### Goal of the exercise
Exact repetition is required: output every record in full.

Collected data
────────────────────

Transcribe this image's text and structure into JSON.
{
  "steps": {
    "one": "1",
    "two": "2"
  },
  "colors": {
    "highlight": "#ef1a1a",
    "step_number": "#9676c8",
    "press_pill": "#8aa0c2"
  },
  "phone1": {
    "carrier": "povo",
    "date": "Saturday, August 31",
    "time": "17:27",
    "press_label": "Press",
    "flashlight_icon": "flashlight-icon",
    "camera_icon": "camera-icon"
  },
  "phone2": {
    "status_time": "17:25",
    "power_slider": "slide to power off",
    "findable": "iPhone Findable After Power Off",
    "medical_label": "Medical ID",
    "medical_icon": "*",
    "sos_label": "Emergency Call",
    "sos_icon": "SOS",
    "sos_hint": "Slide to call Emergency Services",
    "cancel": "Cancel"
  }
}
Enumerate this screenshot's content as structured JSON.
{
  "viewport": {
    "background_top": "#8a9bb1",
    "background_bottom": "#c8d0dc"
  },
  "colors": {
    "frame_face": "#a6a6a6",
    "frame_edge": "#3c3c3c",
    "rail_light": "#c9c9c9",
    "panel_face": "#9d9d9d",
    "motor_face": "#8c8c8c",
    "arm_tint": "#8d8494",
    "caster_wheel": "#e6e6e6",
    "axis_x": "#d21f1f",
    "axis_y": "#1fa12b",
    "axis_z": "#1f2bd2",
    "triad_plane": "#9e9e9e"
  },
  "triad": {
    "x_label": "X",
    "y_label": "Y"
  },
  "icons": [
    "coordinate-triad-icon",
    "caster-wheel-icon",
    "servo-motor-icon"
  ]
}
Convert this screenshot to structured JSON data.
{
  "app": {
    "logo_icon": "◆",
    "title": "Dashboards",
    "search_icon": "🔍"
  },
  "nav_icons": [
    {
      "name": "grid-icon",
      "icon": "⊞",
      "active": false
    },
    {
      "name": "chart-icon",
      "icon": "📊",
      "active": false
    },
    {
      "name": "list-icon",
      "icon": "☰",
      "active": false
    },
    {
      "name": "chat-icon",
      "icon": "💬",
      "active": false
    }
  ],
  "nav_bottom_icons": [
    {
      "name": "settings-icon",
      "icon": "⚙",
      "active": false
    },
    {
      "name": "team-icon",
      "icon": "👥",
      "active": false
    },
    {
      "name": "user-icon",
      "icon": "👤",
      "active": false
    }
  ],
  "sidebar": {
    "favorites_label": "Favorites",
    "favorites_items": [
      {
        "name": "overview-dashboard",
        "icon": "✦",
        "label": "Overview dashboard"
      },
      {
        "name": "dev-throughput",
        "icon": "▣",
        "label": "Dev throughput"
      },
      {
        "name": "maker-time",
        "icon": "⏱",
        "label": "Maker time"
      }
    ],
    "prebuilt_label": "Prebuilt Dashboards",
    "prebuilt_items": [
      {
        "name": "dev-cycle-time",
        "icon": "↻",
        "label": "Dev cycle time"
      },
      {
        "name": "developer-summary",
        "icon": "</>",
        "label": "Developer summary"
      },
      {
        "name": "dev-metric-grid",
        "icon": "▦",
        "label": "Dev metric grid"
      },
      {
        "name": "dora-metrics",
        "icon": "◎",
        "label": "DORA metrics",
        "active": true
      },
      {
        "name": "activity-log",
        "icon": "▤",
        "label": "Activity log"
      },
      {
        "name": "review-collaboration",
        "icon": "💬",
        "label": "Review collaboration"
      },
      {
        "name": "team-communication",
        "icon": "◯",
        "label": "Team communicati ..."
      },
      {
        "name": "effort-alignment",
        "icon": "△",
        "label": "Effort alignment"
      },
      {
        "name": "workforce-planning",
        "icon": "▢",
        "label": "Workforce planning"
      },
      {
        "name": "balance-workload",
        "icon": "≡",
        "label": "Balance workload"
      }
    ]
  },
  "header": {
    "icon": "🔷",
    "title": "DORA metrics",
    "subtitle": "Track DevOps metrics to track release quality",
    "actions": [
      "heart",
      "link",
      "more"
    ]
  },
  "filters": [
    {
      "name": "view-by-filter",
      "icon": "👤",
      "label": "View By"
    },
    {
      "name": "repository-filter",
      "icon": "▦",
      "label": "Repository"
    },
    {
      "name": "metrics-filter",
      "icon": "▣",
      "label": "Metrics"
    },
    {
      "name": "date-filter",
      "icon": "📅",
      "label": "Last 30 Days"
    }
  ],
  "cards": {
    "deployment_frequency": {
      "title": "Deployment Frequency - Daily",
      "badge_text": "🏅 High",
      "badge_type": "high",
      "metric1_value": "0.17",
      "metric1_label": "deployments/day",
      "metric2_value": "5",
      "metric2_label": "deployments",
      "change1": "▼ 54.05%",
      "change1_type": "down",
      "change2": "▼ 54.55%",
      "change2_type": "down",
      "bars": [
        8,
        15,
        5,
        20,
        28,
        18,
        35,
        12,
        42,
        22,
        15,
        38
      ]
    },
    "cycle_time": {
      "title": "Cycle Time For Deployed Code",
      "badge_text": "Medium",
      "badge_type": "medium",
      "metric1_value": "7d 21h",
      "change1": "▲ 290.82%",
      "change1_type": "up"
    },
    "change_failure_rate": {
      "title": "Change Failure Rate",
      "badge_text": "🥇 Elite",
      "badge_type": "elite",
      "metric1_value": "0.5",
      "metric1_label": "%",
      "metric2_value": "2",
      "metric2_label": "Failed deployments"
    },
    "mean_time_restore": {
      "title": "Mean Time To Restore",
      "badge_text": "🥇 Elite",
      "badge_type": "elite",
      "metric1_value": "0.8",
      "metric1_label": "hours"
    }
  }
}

────────────────────

### Written reply
Transcribe this image's text and structure into JSON.
{
  "steps": {
    "one": "1",
    "two": "2"
  },
  "colors": {
    "highlight": "#ef1a1a",
    "step_number": "#9676c8",
    "press_pill": "#8aa0c2"
  },
  "phone1": {
    "carrier": "povo",
    "date": "Saturday, August 31",
    "time": "17:27",
    "press_label": "Press",
    "flashlight_icon": "flashlight-icon",
    "camera_icon": "camera-icon"
  },
  "phone2": {
    "status_time": "17:25",
    "power_slider": "slide to power off",
    "findable": "iPhone Findable After Power Off",
    "medical_label": "Medical ID",
    "medical_icon": "*",
    "sos_label": "Emergency Call",
    "sos_icon": "SOS",
    "sos_hint": "Slide to call Emergency Services",
    "cancel": "Cancel"
  }
}
Enumerate this screenshot's content as structured JSON.
{
  "viewport": {
    "background_top": "#8a9bb1",
    "background_bottom": "#c8d0dc"
  },
  "colors": {
    "frame_face": "#a6a6a6",
    "frame_edge": "#3c3c3c",
    "rail_light": "#c9c9c9",
    "panel_face": "#9d9d9d",
    "motor_face": "#8c8c8c",
    "arm_tint": "#8d8494",
    "caster_wheel": "#e6e6e6",
    "axis_x": "#d21f1f",
    "axis_y": "#1fa12b",
    "axis_z": "#1f2bd2",
    "triad_plane": "#9e9e9e"
  },
  "triad": {
    "x_label": "X",
    "y_label": "Y"
  },
  "icons": [
    "coordinate-triad-icon",
    "caster-wheel-icon",
    "servo-motor-icon"
  ]
}
Convert this screenshot to structured JSON data.
{
  "app": {
    "logo_icon": "◆",
    "title": "Dashboards",
    "search_icon": "🔍"
  },
  "nav_icons": [
    {
      "name": "grid-icon",
      "icon": "⊞",
      "active": false
    },
    {
      "name": "chart-icon",
      "icon": "📊",
      "active": false
    },
    {
      "name": "list-icon",
      "icon": "☰",
      "active": false
    },
    {
      "name": "chat-icon",
      "icon": "💬",
      "active": false
    }
  ],
  "nav_bottom_icons": [
    {
      "name": "settings-icon",
      "icon": "⚙",
      "active": false
    },
    {
      "name": "team-icon",
      "icon": "👥",
      "active": false
    },
    {
      "name": "user-icon",
      "icon": "👤",
      "active": false
    }
  ],
  "sidebar": {
    "favorites_label": "Favorites",
    "favorites_items": [
      {
        "name": "overview-dashboard",
        "icon": "✦",
        "label": "Overview dashboard"
      },
      {
        "name": "dev-throughput",
        "icon": "▣",
        "label": "Dev throughput"
      },
      {
        "name": "maker-time",
        "icon": "⏱",
        "label": "Maker time"
      }
    ],
    "prebuilt_label": "Prebuilt Dashboards",
    "prebuilt_items": [
      {
        "name": "dev-cycle-time",
        "icon": "↻",
        "label": "Dev cycle time"
      },
      {
        "name": "developer-summary",
        "icon": "</>",
        "label": "Developer summary"
      },
      {
        "name": "dev-metric-grid",
        "icon": "▦",
        "label": "Dev metric grid"
      },
      {
        "name": "dora-metrics",
        "icon": "◎",
        "label": "DORA metrics",
        "active": true
      },
      {
        "name": "activity-log",
        "icon": "▤",
        "label": "Activity log"
      },
      {
        "name": "review-collaboration",
        "icon": "💬",
        "label": "Review collaboration"
      },
      {
        "name": "team-communication",
        "icon": "◯",
        "label": "Team communicati ..."
      },
      {
        "name": "effort-alignment",
        "icon": "△",
        "label": "Effort alignment"
      },
      {
        "name": "workforce-planning",
        "icon": "▢",
        "label": "Workforce planning"
      },
      {
        "name": "balance-workload",
        "icon": "≡",
        "label": "Balance workload"
      }
    ]
  },
  "header": {
    "icon": "🔷",
    "title": "DORA metrics",
    "subtitle": "Track DevOps metrics to track release quality",
    "actions": [
      "heart",
      "link",
      "more"
    ]
  },
  "filters": [
    {
      "name": "view-by-filter",
      "icon": "👤",
      "label": "View By"
    },
    {
      "name": "repository-filter",
      "icon": "▦",
      "label": "Repository"
    },
    {
      "name": "metrics-filter",
      "icon": "▣",
      "label": "Metrics"
    },
    {
      "name": "date-filter",
      "icon": "📅",
      "label": "Last 30 Days"
    }
  ],
  "cards": {
    "deployment_frequency": {
      "title": "Deployment Frequency - Daily",
      "badge_text": "🏅 High",
      "badge_type": "high",
      "metric1_value": "0.17",
      "metric1_label": "deployments/day",
      "metric2_value": "5",
      "metric2_label": "deployments",
      "change1": "▼ 54.05%",
      "change1_type": "down",
      "change2": "▼ 54.55%",
      "change2_type": "down",
      "bars": [
        8,
        15,
        5,
        20,
        28,
        18,
        35,
        12,
        42,
        22,
        15,
        38
      ]
    },
    "cycle_time": {
      "title": "Cycle Time For Deployed Code",
      "badge_text": "Medium",
      "badge_type": "medium",
      "metric1_value": "7d 21h",
      "change1": "▲ 290.82%",
      "change1_type": "up"
    },
    "change_failure_rate": {
      "title": "Change Failure Rate",
      "badge_text": "🥇 Elite",
      "badge_type": "elite",
      "metric1_value": "0.5",
      "metric1_label": "%",
      "metric2_value": "2",
      "metric2_label": "Failed deployments"
    },
    "mean_time_restore": {
      "title": "Mean Time To Restore",
      "badge_text": "🥇 Elite",
      "badge_type": "elite",
      "metric1_value": "0.8",
      "metric1_label": "hours"
    }
  }
}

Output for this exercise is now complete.